═════ Metin Bölümü ═════
AKP iktidarının Meclis’e sunduğu tezkerenin içeriği, hükümetin bölge sorunlarına ve Kürt halkına bakışında bir değişiklik olmadığını bir kez daha gösteriyor. Tezkere, Irak ve Suriye’de halkların eşitliği üzerinde yükselen demokratik rejimlerin oluşmasını hedefleyen politikalar yerine, Türkiye’nin bölge gücü olmasına dönük hegemonyacı bir anlayışı barındırıyor. Daha önceki iki tezkerenin ruhundan ve amacından kopmayan bir politikalar silsilesi açıkça görünüyor.
═════ Kaynak Veriler ═════
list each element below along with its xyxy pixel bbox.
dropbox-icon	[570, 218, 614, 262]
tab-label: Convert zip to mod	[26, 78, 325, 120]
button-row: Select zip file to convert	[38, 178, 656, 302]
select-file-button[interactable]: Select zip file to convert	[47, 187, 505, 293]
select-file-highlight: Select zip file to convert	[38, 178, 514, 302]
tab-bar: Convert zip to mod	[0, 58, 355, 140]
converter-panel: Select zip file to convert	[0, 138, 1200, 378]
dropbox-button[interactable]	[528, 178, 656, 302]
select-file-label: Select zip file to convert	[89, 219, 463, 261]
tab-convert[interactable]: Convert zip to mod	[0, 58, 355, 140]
═════
_Yapılacak İşler_.
1 – Tezkereye ilişkin metne göre tezkere, halkların eşitliğine dayanan demokratik rejimleri hedefleyen politikalar yerine nasıl bir anlayışı barındırmaktadır?
2 – Kayıtların ilk satırından başlayıp "select-file-button[interactable]: Select zip" ifadesinin geçtiği satırda bitiriniz; bu aralıktaki satırları, "tab-label" yerine "tab-title" koyarak ve geri kalan her şeyi aynen koruyarak yeniden yazınız.

_Görev Yanıtları_.
1 – Türkiye'nin bölge gücü olmasına dönük hegemonyacı bir anlayışı barındırmaktadır.

2 –
list each element below along with its xyxy pixel bbox.
dropbox-icon	[570, 218, 614, 262]
tab-title: Convert zip to mod	[26, 78, 325, 120]
button-row: Select zip file to convert	[38, 178, 656, 302]
select-file-button[interactable]: Select zip file to convert	[47, 187, 505, 293]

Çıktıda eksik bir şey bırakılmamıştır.